• **CONSIGNE 1**: Dans l'extrait ci-dessous, avec quoi les soldats de César détrempaient-ils la racine qu'ils pilaient ?

• **EXTRAIT DU TEXTE**:

Pompée, campé dans un poste avantageux, tirait abondamment de la terre et de la mer tout ce qu’il lui fallait de provisions ; tandis que César, qui, dès le commencement, n’avait pas été dans l’abondance, se trouva plus tard réduit à manquer même des choses les plus nécessaires. Ses soldats, pour se nourrir, pilaient une certaine racine, qu’ils détrempaient avec du lait ; quelquefois même ils en faisaient des pains ; et, s’avançant jusqu’aux premiers postes des ennemis, ils jetaient de ces pains dans leurs retranchements, en leur disant que, tant que la terre produirait de ces racines, ils ne cesseraient pas de tenir Pompée assiégé. Pompée défendit qu’on montrât ces pains à ses soldats, et qu’on leur rapportât ces discours ; car son armée se décourageait, et frissonnait à l’idée de la dureté et de l’insensibilité farouche des ennemis, comme s’ils eussent eu affaire à des bêtes sauvages. Il se faisait chaque jour, près du camp de Pompée, des escarmouches où César avait toujours l’avantage ; une fois pourtant ses troupes furent mises en pleine déroute, et il se vit en danger de perdre son camp.

• **ENREGISTREMENTS**:
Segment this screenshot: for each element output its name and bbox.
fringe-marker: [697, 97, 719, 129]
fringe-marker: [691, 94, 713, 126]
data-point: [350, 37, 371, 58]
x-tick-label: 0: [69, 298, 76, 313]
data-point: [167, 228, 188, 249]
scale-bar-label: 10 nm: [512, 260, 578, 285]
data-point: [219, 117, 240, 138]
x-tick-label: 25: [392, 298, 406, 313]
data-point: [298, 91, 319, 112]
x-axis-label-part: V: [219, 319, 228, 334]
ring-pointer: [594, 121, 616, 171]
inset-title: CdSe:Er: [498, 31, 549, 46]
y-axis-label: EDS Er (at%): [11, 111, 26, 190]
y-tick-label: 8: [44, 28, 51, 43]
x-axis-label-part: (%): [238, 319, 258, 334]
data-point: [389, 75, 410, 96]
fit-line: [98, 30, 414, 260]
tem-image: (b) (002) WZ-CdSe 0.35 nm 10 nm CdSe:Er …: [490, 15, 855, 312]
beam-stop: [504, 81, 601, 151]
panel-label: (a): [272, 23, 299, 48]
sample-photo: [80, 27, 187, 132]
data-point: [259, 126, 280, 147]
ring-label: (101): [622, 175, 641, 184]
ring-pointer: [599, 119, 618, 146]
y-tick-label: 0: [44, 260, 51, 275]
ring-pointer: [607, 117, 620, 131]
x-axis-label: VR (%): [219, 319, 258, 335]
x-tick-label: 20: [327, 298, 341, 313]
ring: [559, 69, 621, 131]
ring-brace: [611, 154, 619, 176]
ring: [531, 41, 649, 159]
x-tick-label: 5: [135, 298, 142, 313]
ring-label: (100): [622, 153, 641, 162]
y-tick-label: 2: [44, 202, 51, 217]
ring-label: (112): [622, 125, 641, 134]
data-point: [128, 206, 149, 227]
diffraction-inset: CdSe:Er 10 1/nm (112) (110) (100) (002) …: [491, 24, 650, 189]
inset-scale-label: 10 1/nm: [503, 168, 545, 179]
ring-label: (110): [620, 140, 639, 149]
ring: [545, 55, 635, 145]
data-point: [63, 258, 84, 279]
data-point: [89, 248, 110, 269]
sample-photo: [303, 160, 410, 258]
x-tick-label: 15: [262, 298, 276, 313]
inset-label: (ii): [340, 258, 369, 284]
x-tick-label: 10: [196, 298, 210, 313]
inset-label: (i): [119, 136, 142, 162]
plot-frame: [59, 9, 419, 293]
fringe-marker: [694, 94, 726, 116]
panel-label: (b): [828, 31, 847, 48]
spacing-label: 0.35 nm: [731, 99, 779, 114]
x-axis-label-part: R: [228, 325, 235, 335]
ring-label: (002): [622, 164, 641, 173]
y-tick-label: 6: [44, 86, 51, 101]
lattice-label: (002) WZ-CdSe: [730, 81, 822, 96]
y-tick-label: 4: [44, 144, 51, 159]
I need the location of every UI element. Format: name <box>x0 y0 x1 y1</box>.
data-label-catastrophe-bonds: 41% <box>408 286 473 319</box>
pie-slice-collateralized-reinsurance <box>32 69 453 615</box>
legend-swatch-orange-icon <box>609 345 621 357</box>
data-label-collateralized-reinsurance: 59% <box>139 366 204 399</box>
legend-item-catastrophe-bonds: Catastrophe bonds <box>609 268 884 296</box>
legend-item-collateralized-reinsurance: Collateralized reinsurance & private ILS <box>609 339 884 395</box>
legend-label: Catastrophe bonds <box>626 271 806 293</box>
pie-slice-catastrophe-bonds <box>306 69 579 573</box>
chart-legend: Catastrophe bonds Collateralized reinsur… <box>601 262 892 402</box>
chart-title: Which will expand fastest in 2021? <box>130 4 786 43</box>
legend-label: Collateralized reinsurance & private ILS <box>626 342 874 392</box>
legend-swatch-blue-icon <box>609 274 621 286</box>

• **CONSIGNE 2**: Recopie à l'identique les lignes des enregistrements, du tout début des enregistrements jusqu'à la ligne qui contient "fit-line: [98, 30, 414, 260]", les deux incluses.

• **RÉPONSE FINALE 1**: Avec du lait.

• **RÉPONSE FINALE 2**:
Segment this screenshot: for each element output its name and bbox.
fringe-marker: [697, 97, 719, 129]
fringe-marker: [691, 94, 713, 126]
data-point: [350, 37, 371, 58]
x-tick-label: 0: [69, 298, 76, 313]
data-point: [167, 228, 188, 249]
scale-bar-label: 10 nm: [512, 260, 578, 285]
data-point: [219, 117, 240, 138]
x-tick-label: 25: [392, 298, 406, 313]
data-point: [298, 91, 319, 112]
x-axis-label-part: V: [219, 319, 228, 334]
ring-pointer: [594, 121, 616, 171]
inset-title: CdSe:Er: [498, 31, 549, 46]
y-axis-label: EDS Er (at%): [11, 111, 26, 190]
y-tick-label: 8: [44, 28, 51, 43]
x-axis-label-part: (%): [238, 319, 258, 334]
data-point: [389, 75, 410, 96]
fit-line: [98, 30, 414, 260]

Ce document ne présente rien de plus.